*Your goal*: Below is a set of records; print all of them exactly as written.
--------------------------------------------------
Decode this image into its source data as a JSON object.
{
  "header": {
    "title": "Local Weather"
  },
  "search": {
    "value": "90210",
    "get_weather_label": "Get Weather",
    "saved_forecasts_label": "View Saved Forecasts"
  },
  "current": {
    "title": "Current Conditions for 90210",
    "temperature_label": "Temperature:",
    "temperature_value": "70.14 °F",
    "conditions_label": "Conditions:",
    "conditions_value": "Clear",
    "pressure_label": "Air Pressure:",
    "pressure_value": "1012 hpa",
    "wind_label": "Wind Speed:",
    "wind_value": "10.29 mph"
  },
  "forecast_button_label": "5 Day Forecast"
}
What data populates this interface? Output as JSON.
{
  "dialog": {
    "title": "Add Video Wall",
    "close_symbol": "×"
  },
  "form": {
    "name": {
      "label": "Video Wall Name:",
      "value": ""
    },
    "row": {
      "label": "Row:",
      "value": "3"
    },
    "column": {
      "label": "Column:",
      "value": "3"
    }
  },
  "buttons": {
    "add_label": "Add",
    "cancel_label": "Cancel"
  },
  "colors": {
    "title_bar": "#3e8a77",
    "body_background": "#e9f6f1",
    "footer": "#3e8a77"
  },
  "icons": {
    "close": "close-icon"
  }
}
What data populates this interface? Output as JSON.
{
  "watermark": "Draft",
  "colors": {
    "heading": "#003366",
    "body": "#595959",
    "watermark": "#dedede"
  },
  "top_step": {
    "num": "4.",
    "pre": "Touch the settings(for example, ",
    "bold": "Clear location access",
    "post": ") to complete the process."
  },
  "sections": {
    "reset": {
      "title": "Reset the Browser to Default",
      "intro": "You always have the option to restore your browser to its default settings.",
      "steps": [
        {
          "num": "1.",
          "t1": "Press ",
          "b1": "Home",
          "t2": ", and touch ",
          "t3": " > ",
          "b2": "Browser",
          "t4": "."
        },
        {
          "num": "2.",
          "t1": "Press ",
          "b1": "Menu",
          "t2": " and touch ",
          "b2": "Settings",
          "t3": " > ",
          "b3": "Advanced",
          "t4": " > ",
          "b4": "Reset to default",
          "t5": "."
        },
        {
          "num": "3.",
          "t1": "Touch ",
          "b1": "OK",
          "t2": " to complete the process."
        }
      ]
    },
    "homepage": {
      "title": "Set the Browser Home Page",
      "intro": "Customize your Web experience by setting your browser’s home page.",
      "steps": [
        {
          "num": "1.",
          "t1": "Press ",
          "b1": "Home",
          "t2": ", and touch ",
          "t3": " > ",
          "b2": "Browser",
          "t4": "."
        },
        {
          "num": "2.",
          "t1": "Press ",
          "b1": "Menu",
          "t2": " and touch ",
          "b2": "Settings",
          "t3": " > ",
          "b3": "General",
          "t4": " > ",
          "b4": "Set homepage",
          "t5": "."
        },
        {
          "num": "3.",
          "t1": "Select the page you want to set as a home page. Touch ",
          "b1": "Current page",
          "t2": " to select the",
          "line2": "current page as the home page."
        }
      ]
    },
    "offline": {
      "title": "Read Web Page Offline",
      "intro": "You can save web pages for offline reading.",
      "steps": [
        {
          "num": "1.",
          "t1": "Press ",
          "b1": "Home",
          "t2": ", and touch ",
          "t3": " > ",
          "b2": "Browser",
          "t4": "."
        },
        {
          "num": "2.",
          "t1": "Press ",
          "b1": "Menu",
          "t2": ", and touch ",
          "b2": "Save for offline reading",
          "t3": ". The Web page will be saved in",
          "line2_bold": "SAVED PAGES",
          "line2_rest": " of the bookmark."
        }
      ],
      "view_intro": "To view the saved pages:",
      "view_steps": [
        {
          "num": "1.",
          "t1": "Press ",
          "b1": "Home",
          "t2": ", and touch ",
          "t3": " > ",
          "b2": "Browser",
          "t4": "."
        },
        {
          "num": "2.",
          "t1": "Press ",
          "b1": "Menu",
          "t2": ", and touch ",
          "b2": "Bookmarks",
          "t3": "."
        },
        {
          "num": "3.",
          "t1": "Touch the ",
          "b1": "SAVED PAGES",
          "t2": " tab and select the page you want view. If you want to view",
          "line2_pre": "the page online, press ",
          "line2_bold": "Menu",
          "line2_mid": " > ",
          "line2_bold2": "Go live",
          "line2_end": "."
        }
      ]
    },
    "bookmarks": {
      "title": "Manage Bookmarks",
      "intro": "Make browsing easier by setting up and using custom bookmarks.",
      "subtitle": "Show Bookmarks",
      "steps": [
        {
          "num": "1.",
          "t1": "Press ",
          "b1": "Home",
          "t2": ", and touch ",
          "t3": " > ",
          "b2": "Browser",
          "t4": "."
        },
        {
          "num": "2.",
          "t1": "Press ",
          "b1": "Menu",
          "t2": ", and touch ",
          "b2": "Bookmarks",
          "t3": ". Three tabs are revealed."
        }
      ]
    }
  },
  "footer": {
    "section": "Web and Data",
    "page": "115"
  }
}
--------------------------------------------------
*Problem solution*:
Decode this image into its source data as a JSON object.
{
  "header": {
    "title": "Local Weather"
  },
  "search": {
    "value": "90210",
    "get_weather_label": "Get Weather",
    "saved_forecasts_label": "View Saved Forecasts"
  },
  "current": {
    "title": "Current Conditions for 90210",
    "temperature_label": "Temperature:",
    "temperature_value": "70.14 °F",
    "conditions_label": "Conditions:",
    "conditions_value": "Clear",
    "pressure_label": "Air Pressure:",
    "pressure_value": "1012 hpa",
    "wind_label": "Wind Speed:",
    "wind_value": "10.29 mph"
  },
  "forecast_button_label": "5 Day Forecast"
}
What data populates this interface? Output as JSON.
{
  "dialog": {
    "title": "Add Video Wall",
    "close_symbol": "×"
  },
  "form": {
    "name": {
      "label": "Video Wall Name:",
      "value": ""
    },
    "row": {
      "label": "Row:",
      "value": "3"
    },
    "column": {
      "label": "Column:",
      "value": "3"
    }
  },
  "buttons": {
    "add_label": "Add",
    "cancel_label": "Cancel"
  },
  "colors": {
    "title_bar": "#3e8a77",
    "body_background": "#e9f6f1",
    "footer": "#3e8a77"
  },
  "icons": {
    "close": "close-icon"
  }
}
What data populates this interface? Output as JSON.
{
  "watermark": "Draft",
  "colors": {
    "heading": "#003366",
    "body": "#595959",
    "watermark": "#dedede"
  },
  "top_step": {
    "num": "4.",
    "pre": "Touch the settings(for example, ",
    "bold": "Clear location access",
    "post": ") to complete the process."
  },
  "sections": {
    "reset": {
      "title": "Reset the Browser to Default",
      "intro": "You always have the option to restore your browser to its default settings.",
      "steps": [
        {
          "num": "1.",
          "t1": "Press ",
          "b1": "Home",
          "t2": ", and touch ",
          "t3": " > ",
          "b2": "Browser",
          "t4": "."
        },
        {
          "num": "2.",
          "t1": "Press ",
          "b1": "Menu",
          "t2": " and touch ",
          "b2": "Settings",
          "t3": " > ",
          "b3": "Advanced",
          "t4": " > ",
          "b4": "Reset to default",
          "t5": "."
        },
        {
          "num": "3.",
          "t1": "Touch ",
          "b1": "OK",
          "t2": " to complete the process."
        }
      ]
    },
    "homepage": {
      "title": "Set the Browser Home Page",
      "intro": "Customize your Web experience by setting your browser’s home page.",
      "steps": [
        {
          "num": "1.",
          "t1": "Press ",
          "b1": "Home",
          "t2": ", and touch ",
          "t3": " > ",
          "b2": "Browser",
          "t4": "."
        },
        {
          "num": "2.",
          "t1": "Press ",
          "b1": "Menu",
          "t2": " and touch ",
          "b2": "Settings",
          "t3": " > ",
          "b3": "General",
          "t4": " > ",
          "b4": "Set homepage",
          "t5": "."
        },
        {
          "num": "3.",
          "t1": "Select the page you want to set as a home page. Touch ",
          "b1": "Current page",
          "t2": " to select the",
          "line2": "current page as the home page."
        }
      ]
    },
    "offline": {
      "title": "Read Web Page Offline",
      "intro": "You can save web pages for offline reading.",
      "steps": [
        {
          "num": "1.",
          "t1": "Press ",
          "b1": "Home",
          "t2": ", and touch ",
          "t3": " > ",
          "b2": "Browser",
          "t4": "."
        },
        {
          "num": "2.",
          "t1": "Press ",
          "b1": "Menu",
          "t2": ", and touch ",
          "b2": "Save for offline reading",
          "t3": ". The Web page will be saved in",
          "line2_bold": "SAVED PAGES",
          "line2_rest": " of the bookmark."
        }
      ],
      "view_intro": "To view the saved pages:",
      "view_steps": [
        {
          "num": "1.",
          "t1": "Press ",
          "b1": "Home",
          "t2": ", and touch ",
          "t3": " > ",
          "b2": "Browser",
          "t4": "."
        },
        {
          "num": "2.",
          "t1": "Press ",
          "b1": "Menu",
          "t2": ", and touch ",
          "b2": "Bookmarks",
          "t3": "."
        },
        {
          "num": "3.",
          "t1": "Touch the ",
          "b1": "SAVED PAGES",
          "t2": " tab and select the page you want view. If you want to view",
          "line2_pre": "the page online, press ",
          "line2_bold": "Menu",
          "line2_mid": " > ",
          "line2_bold2": "Go live",
          "line2_end": "."
        }
      ]
    },
    "bookmarks": {
      "title": "Manage Bookmarks",
      "intro": "Make browsing easier by setting up and using custom bookmarks.",
      "subtitle": "Show Bookmarks",
      "steps": [
        {
          "num": "1.",
          "t1": "Press ",
          "b1": "Home",
          "t2": ", and touch ",
          "t3": " > ",
          "b2": "Browser",
          "t4": "."
        },
        {
          "num": "2.",
          "t1": "Press ",
          "b1": "Menu",
          "t2": ", and touch ",
          "b2": "Bookmarks",
          "t3": ". Three tabs are revealed."
        }
      ]
    }
  },
  "footer": {
    "section": "Web and Data",
    "page": "115"
  }
}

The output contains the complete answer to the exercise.